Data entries
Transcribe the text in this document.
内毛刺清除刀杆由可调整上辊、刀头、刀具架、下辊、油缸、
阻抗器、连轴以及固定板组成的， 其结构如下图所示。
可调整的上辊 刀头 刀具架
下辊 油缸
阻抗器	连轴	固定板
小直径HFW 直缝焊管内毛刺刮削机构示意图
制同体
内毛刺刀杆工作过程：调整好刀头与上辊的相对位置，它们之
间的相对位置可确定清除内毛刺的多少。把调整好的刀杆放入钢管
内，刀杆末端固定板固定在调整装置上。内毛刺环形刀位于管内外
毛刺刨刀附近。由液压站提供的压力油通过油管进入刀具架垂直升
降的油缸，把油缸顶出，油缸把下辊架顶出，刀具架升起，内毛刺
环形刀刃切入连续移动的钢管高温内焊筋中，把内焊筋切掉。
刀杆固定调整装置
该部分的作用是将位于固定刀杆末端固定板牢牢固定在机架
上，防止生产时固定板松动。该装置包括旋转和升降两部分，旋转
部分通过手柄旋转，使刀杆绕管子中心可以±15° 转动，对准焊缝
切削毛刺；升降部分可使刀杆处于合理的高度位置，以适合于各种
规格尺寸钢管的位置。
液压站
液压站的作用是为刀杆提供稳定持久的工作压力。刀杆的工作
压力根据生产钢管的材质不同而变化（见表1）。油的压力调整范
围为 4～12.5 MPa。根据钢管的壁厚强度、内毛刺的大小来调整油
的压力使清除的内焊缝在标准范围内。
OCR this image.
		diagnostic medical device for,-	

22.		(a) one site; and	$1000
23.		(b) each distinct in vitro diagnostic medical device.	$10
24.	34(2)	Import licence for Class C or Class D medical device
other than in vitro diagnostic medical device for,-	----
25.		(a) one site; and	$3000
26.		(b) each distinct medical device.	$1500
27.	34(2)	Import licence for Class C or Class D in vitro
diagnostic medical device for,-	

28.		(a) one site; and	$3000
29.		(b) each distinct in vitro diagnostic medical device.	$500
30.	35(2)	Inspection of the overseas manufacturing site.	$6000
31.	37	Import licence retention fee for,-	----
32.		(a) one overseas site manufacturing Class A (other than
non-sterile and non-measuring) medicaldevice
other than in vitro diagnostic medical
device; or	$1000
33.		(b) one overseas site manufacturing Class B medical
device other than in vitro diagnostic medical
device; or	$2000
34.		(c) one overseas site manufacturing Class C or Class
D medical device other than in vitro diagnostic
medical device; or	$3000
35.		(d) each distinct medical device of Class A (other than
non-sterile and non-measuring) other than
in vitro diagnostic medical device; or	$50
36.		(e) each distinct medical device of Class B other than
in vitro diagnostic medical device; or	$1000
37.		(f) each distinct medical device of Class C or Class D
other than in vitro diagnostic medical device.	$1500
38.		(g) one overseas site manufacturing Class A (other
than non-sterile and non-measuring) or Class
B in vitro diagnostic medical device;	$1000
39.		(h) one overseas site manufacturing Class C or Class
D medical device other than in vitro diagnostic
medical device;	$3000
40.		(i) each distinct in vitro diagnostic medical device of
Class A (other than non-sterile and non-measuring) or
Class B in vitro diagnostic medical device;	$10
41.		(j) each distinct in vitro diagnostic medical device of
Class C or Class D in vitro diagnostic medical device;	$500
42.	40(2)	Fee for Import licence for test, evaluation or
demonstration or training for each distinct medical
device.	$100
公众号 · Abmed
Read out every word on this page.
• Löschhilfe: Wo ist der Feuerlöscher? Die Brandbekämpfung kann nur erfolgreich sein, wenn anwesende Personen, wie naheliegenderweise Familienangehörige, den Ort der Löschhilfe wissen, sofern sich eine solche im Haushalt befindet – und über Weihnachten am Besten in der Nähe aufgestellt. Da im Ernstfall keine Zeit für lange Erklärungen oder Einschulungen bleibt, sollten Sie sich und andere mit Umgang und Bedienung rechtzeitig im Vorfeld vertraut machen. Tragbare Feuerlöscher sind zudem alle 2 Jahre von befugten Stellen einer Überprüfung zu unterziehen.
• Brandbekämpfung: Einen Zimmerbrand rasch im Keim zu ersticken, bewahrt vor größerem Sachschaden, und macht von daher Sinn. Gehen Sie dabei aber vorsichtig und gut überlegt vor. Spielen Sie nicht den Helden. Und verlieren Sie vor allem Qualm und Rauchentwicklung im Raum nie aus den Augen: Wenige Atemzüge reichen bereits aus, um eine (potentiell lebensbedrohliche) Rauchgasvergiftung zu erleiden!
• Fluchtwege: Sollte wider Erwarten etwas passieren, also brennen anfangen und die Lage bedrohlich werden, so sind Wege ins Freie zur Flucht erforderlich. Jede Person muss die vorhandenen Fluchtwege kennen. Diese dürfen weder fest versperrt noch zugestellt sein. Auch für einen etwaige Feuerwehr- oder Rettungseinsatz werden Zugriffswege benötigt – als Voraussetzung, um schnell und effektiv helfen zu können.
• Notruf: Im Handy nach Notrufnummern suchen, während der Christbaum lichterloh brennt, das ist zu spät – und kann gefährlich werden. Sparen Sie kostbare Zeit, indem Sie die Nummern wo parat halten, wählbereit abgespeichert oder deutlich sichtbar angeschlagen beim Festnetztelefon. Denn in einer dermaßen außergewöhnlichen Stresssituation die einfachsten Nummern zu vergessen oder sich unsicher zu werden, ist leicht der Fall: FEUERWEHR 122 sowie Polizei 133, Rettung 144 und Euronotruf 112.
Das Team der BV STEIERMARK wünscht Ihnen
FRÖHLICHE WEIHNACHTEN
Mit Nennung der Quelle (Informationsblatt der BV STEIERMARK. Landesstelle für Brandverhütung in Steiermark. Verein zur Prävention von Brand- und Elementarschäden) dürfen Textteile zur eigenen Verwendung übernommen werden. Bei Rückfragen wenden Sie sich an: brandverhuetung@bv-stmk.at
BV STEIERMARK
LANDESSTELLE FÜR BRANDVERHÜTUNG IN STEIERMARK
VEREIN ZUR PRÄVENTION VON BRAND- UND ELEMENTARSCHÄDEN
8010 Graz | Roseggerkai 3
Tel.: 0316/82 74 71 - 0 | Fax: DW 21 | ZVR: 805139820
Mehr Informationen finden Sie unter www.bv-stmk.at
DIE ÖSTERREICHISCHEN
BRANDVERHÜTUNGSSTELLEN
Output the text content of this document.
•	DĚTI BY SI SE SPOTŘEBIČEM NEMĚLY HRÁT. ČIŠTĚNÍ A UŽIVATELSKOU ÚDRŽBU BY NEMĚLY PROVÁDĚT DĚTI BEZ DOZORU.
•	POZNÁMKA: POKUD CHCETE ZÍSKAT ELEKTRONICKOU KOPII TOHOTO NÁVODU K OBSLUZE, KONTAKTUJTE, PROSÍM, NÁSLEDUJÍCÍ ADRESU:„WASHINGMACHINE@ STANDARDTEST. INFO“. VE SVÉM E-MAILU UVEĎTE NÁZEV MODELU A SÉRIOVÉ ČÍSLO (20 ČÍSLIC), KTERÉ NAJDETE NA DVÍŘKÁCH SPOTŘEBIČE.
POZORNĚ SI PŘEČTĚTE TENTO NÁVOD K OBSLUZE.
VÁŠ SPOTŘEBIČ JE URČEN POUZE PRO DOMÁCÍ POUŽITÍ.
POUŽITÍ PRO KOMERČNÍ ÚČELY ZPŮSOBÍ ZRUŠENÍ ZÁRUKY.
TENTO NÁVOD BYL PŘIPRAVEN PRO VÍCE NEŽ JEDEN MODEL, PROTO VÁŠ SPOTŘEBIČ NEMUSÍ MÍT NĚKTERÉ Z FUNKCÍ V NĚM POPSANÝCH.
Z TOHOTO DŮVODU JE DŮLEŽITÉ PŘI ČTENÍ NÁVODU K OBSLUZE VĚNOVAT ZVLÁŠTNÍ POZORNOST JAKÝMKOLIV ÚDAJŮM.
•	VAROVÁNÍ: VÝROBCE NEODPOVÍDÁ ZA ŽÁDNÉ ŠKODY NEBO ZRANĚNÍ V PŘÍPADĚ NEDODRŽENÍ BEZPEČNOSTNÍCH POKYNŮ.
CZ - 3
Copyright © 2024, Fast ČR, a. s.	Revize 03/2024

** TASK PROMPT **
Find every line with "stmk" in the listing and state how many there are, nothing else.

** EXERCISE RESPONSE **
2